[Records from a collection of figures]
▼
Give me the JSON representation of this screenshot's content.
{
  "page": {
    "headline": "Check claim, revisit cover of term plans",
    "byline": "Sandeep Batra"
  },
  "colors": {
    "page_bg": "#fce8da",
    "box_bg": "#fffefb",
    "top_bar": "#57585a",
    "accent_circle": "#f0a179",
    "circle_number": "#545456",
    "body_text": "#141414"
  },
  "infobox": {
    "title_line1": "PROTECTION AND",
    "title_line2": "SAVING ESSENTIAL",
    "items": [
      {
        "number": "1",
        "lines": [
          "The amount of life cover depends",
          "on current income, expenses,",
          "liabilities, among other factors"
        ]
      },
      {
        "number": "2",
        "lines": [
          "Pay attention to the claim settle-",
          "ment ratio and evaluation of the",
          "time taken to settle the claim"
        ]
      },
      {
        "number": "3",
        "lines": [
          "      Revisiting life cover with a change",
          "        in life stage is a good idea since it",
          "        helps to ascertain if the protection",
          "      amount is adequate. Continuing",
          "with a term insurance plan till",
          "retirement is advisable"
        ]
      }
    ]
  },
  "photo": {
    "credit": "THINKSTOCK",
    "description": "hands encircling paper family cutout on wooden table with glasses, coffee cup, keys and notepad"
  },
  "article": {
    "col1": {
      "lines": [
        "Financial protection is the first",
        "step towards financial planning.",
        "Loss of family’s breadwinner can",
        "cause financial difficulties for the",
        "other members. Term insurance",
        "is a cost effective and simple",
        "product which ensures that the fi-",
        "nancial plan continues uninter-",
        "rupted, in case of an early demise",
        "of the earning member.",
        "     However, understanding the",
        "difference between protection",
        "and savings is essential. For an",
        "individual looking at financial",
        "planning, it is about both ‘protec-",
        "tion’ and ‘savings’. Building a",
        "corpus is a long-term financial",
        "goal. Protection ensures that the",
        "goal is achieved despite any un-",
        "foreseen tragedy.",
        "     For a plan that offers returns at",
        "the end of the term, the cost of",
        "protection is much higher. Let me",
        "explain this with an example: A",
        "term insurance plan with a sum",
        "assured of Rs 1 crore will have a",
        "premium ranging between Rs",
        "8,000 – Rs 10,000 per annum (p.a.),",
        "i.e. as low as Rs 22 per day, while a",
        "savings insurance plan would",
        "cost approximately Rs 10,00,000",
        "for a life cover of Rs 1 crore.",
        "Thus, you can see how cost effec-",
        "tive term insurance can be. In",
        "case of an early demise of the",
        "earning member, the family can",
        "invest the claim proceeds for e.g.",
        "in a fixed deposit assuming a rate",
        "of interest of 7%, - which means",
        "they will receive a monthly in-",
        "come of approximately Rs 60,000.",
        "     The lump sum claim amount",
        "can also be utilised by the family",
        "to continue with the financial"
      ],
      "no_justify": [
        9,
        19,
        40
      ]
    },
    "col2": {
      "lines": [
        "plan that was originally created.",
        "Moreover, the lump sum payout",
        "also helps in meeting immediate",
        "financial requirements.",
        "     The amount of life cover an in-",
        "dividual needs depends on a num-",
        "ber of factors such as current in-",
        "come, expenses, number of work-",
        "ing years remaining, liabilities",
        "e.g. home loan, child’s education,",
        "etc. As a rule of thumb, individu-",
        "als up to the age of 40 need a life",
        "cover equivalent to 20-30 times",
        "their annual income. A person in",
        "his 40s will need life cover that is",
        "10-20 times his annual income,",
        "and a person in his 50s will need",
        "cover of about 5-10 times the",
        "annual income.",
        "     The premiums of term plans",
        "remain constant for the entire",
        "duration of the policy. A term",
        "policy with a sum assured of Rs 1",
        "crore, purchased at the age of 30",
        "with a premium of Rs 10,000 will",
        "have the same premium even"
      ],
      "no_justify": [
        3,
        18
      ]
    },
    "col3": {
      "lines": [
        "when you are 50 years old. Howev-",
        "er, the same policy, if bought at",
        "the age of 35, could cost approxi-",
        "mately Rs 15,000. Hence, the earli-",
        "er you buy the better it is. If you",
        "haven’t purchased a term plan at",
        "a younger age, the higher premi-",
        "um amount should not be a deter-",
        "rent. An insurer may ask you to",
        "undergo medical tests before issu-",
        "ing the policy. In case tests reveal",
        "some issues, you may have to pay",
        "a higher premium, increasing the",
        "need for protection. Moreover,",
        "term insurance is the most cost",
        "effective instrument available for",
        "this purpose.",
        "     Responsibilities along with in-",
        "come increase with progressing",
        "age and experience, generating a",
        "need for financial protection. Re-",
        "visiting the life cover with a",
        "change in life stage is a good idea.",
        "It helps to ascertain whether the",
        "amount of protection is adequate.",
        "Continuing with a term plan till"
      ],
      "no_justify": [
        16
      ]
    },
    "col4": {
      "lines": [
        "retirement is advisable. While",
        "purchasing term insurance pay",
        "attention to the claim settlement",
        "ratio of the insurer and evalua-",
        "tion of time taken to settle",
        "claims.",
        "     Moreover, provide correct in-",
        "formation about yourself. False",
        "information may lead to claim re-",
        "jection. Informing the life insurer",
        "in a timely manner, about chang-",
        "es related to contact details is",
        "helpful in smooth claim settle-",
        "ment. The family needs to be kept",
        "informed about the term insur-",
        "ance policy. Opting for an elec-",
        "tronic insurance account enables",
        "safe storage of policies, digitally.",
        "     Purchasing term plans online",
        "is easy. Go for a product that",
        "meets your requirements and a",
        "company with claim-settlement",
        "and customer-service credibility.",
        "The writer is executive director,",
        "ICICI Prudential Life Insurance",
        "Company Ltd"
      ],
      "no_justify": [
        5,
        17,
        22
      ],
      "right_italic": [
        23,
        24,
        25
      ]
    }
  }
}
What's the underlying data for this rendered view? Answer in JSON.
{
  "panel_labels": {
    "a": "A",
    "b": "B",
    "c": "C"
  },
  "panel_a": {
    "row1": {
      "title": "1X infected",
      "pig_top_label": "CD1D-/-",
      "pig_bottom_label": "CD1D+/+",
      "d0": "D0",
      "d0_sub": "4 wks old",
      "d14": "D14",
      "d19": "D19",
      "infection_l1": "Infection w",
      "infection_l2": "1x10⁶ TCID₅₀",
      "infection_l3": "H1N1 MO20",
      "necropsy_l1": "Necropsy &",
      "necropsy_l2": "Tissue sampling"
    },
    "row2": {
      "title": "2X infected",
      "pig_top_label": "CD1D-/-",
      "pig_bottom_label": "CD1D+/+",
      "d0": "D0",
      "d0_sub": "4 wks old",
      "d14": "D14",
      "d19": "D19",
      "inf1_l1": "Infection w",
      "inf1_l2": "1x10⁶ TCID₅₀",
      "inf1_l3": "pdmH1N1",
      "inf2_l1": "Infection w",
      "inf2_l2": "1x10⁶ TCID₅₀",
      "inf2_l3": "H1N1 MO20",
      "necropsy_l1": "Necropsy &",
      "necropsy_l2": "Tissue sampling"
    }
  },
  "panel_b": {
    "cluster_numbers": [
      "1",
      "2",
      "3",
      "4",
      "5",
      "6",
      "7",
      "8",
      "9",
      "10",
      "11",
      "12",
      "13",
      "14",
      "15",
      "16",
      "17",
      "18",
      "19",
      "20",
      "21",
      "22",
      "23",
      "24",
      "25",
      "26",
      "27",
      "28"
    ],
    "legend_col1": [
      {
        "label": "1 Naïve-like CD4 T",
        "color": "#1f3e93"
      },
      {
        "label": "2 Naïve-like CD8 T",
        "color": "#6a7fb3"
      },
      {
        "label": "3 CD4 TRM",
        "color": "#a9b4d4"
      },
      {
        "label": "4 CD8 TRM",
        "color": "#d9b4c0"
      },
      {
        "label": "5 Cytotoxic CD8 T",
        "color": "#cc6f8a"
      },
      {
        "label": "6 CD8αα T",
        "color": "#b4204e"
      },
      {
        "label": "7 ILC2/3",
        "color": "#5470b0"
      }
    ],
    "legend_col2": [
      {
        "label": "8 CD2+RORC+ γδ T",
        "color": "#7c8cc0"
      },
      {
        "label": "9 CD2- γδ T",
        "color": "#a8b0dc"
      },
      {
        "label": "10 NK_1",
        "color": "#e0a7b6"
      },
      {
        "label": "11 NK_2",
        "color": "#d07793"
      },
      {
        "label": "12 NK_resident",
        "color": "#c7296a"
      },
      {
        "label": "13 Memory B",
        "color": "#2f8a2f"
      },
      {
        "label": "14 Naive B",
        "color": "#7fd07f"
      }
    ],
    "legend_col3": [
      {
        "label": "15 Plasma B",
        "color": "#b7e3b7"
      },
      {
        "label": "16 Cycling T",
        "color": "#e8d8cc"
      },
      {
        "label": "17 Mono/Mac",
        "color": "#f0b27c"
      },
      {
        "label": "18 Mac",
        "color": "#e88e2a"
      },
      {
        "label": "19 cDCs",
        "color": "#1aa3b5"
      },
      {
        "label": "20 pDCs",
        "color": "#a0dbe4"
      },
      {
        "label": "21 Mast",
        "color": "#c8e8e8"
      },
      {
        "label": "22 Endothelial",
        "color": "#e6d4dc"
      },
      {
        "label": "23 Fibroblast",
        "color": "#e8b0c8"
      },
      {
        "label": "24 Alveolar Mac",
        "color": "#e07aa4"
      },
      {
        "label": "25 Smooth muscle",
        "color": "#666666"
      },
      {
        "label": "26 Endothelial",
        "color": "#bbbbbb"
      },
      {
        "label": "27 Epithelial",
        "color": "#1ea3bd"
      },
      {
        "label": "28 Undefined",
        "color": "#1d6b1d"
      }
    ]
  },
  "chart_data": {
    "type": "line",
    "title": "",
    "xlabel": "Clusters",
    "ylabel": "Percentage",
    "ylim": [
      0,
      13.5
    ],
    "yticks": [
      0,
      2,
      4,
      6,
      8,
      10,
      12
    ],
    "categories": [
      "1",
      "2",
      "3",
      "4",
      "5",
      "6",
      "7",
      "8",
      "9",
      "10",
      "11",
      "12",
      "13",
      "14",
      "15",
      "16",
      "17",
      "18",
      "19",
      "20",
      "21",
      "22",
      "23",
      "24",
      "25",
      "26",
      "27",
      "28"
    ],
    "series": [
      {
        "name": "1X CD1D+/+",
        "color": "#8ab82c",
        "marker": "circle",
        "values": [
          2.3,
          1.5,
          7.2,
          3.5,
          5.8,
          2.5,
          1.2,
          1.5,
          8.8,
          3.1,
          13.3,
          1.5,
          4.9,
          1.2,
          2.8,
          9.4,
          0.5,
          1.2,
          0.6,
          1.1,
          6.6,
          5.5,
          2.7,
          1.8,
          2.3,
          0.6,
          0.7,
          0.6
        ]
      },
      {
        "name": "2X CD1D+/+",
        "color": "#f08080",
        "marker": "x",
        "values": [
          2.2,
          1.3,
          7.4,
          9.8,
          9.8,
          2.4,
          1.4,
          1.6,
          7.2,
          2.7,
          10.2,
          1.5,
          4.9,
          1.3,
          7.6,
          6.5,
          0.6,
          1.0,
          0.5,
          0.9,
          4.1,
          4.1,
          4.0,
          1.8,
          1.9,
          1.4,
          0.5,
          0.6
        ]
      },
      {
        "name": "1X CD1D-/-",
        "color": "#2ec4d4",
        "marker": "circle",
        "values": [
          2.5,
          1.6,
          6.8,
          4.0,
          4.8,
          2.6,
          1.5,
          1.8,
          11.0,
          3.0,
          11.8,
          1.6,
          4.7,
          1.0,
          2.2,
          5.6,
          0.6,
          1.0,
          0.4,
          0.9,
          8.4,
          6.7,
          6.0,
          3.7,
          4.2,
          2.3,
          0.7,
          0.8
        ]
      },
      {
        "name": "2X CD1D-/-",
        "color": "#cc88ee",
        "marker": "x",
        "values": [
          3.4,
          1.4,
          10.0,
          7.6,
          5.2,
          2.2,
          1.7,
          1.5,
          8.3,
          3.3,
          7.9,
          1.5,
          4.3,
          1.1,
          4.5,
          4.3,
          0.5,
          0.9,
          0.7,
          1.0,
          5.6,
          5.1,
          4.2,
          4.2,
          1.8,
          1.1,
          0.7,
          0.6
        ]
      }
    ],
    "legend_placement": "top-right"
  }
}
▲
* [Problem to solve]: Provide only the number of lines in the entries that hold the word "settlement".

* [Right answer]: 2